Instructions to follow ▸
The records should be repeated word for word, pictures excluded.

Rows ▸
|---|
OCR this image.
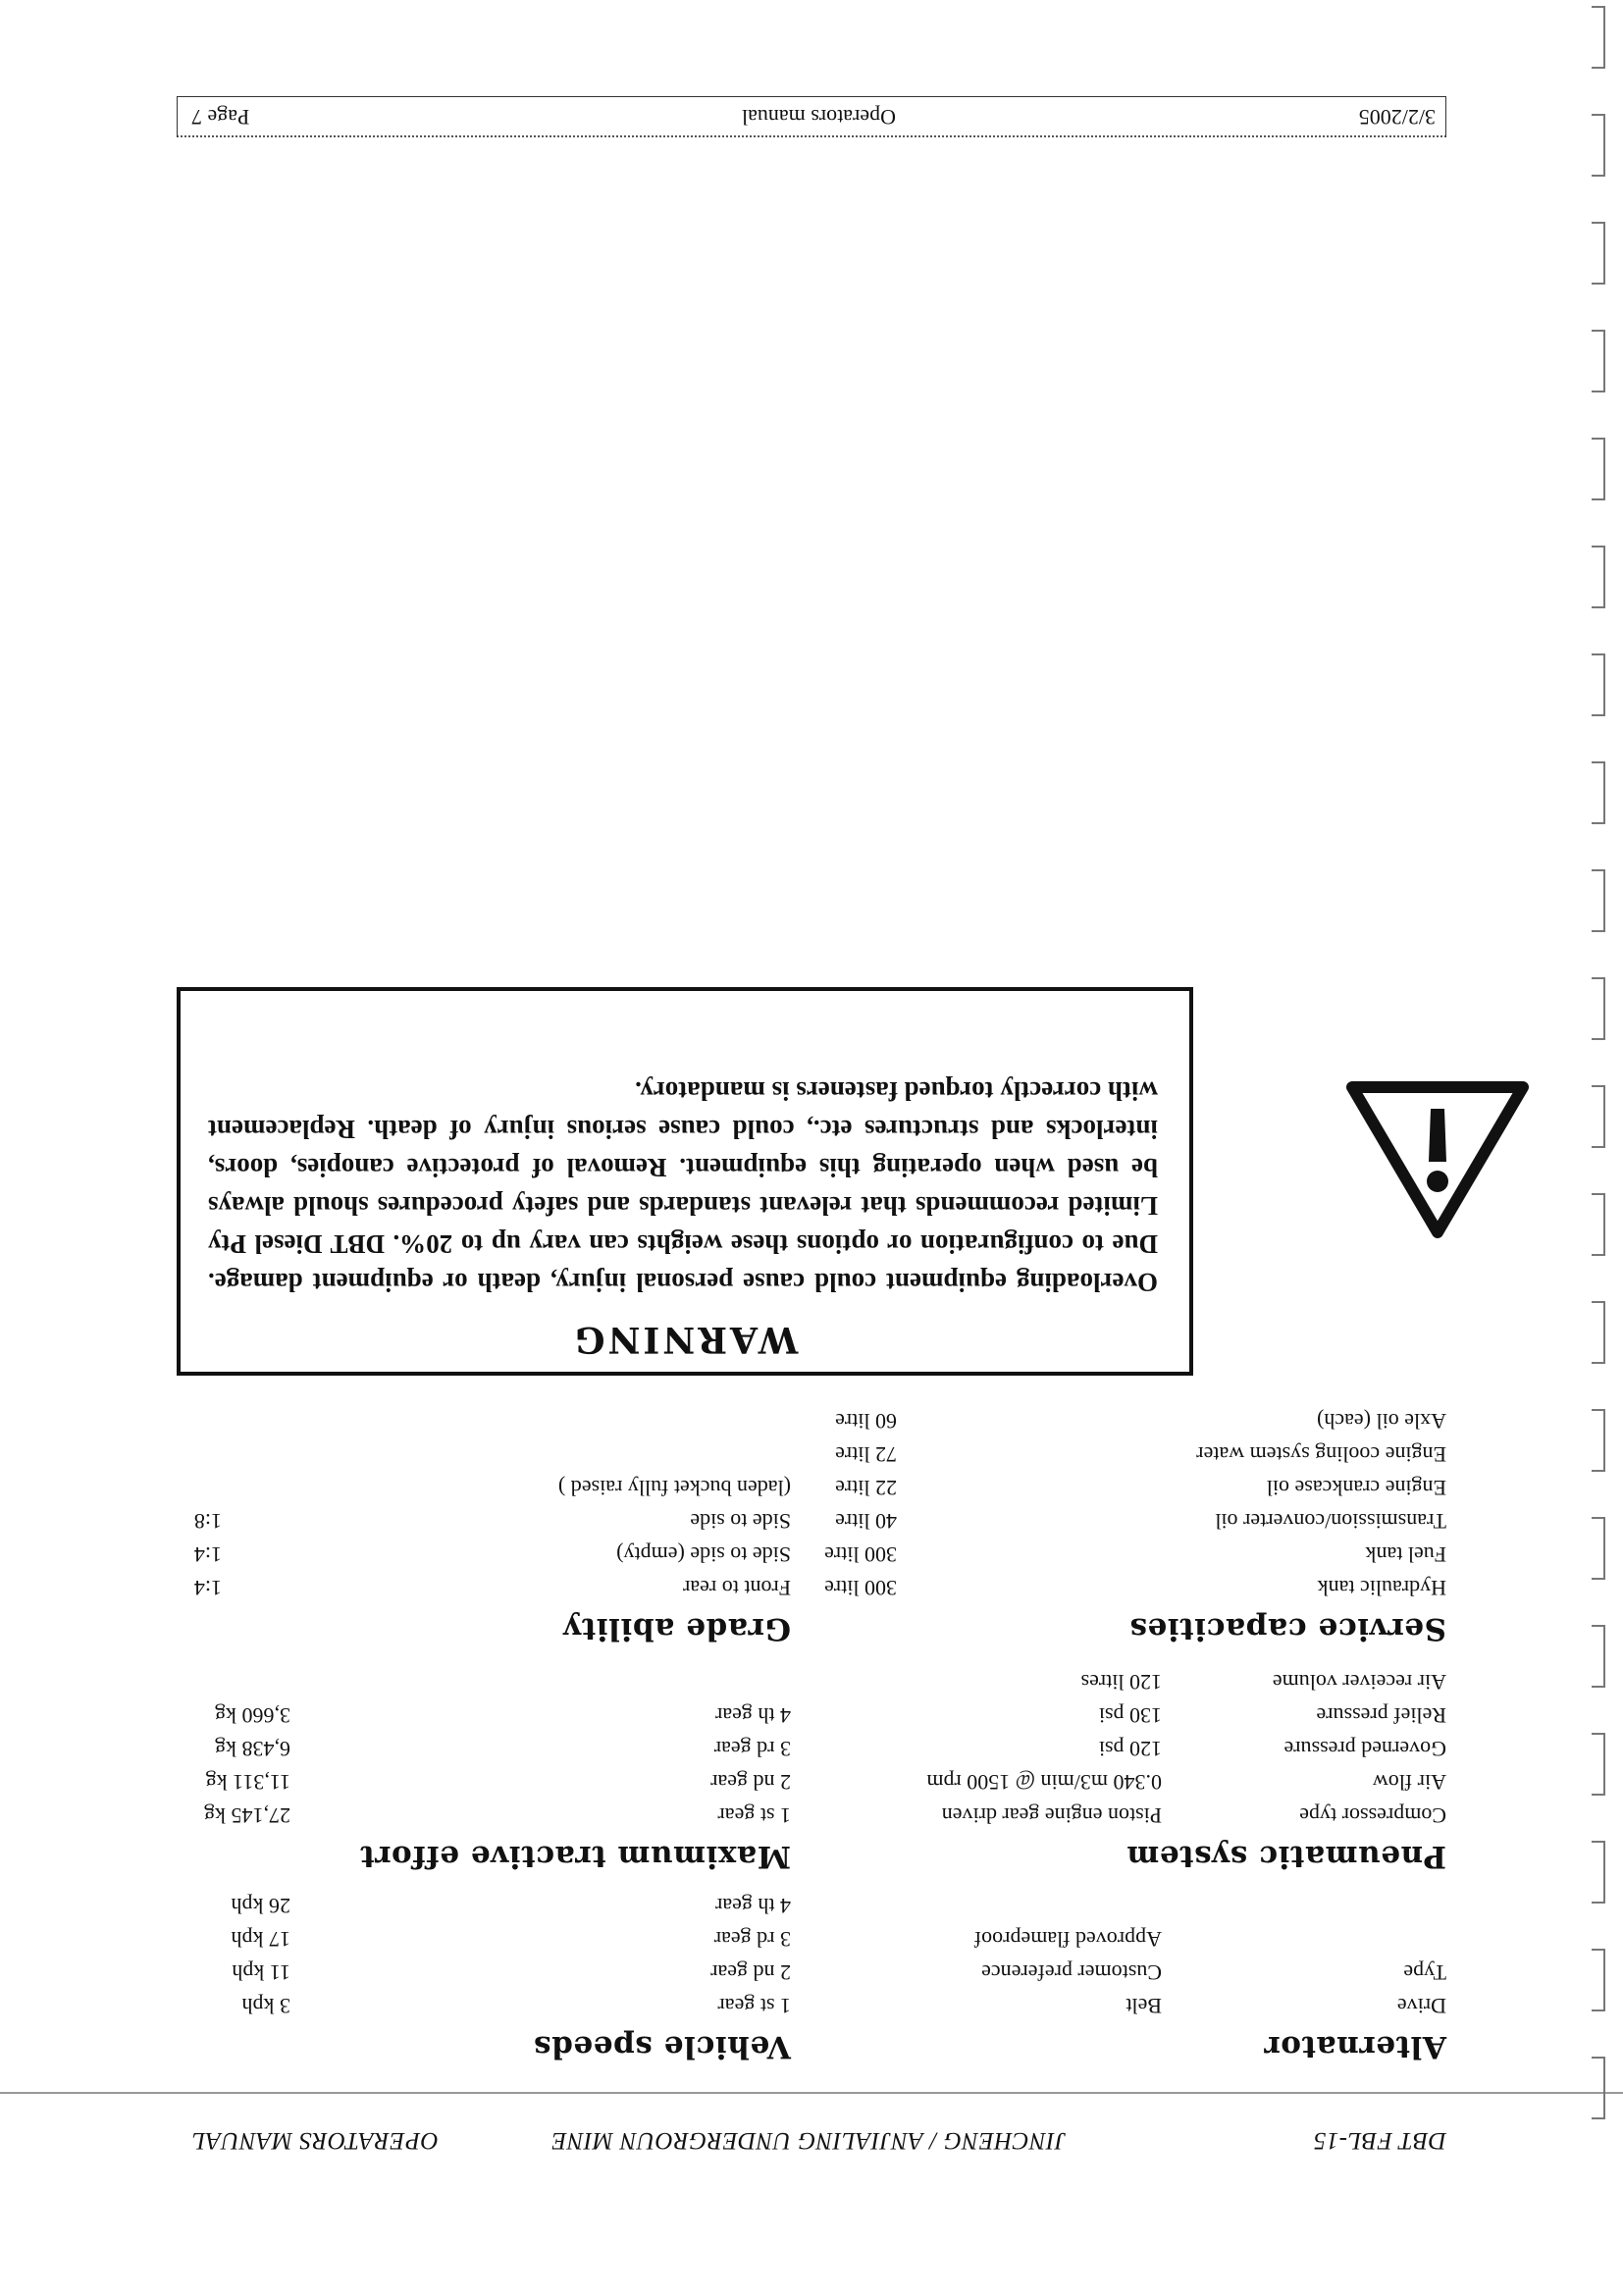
DBT FBL-15
JINCHENG / ANJIALING UNDERGROUN MINE
OPERATORS MANUAL
Alternator
Drive
Belt
Type
Customer preference
Approved flameproof
Vehicle speeds
1 st gear
3 kph
2 nd gear
11 kph
3 rd gear
17 kph
4 th gear
26 kph
Pneumatic system
Compressor type
Piston engine gear driven
Air flow
0.340 m3/min @ 1500 rpm
Governed pressure
120 psi
Relief pressure
130 psi
Air receiver volume
120 litres
Maximum tractive effort
1 st gear
27,145 kg
2 nd gear
11,311 kg
3 rd gear
6,438 kg
4 th gear
3,660 kg
Service capacities
Hydraulic tank
300 litre
Fuel tank
300 litre
Transmission/converter oil
40 litre
Engine crankcase oil
22 litre
Engine cooling system water
72 litre
Axle oil (each)
60 litre
Grade ability
Front to rear
1:4
Side to side (empty)
1:4
Side to side
1:8
(laden bucket fully raised )
WARNING
Overloading equipment could cause personal injury, death or equipment damage. Due to configuration or options these weights can vary up to 20%. DBT Diesel Pty Limited recommends that relevant standards and safety procedures should always be used when operating this equipment. Removal of protective canopies, doors, interlocks and structures etc., could cause serious injury of death. Replacement with correctly torqued fasteners is mandatory.
3/2/2005
Operators manual
Page 7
|---|
Answer to the task ▸
OCR this image.
DBT FBL-15
JINCHENG / ANJIALING UNDERGROUN MINE
OPERATORS MANUAL
Alternator
Drive
Belt
Type
Customer preference
Approved flameproof
Vehicle speeds
1 st gear
3 kph
2 nd gear
11 kph
3 rd gear
17 kph
4 th gear
26 kph
Pneumatic system
Compressor type
Piston engine gear driven
Air flow
0.340 m3/min @ 1500 rpm
Governed pressure
120 psi
Relief pressure
130 psi
Air receiver volume
120 litres
Maximum tractive effort
1 st gear
27,145 kg
2 nd gear
11,311 kg
3 rd gear
6,438 kg
4 th gear
3,660 kg
Service capacities
Hydraulic tank
300 litre
Fuel tank
300 litre
Transmission/converter oil
40 litre
Engine crankcase oil
22 litre
Engine cooling system water
72 litre
Axle oil (each)
60 litre
Grade ability
Front to rear
1:4
Side to side (empty)
1:4
Side to side
1:8
(laden bucket fully raised )
WARNING
Overloading equipment could cause personal injury, death or equipment damage. Due to configuration or options these weights can vary up to 20%. DBT Diesel Pty Limited recommends that relevant standards and safety procedures should always be used when operating this equipment. Removal of protective canopies, doors, interlocks and structures etc., could cause serious injury of death. Replacement with correctly torqued fasteners is mandatory.
3/2/2005
Operators manual
Page 7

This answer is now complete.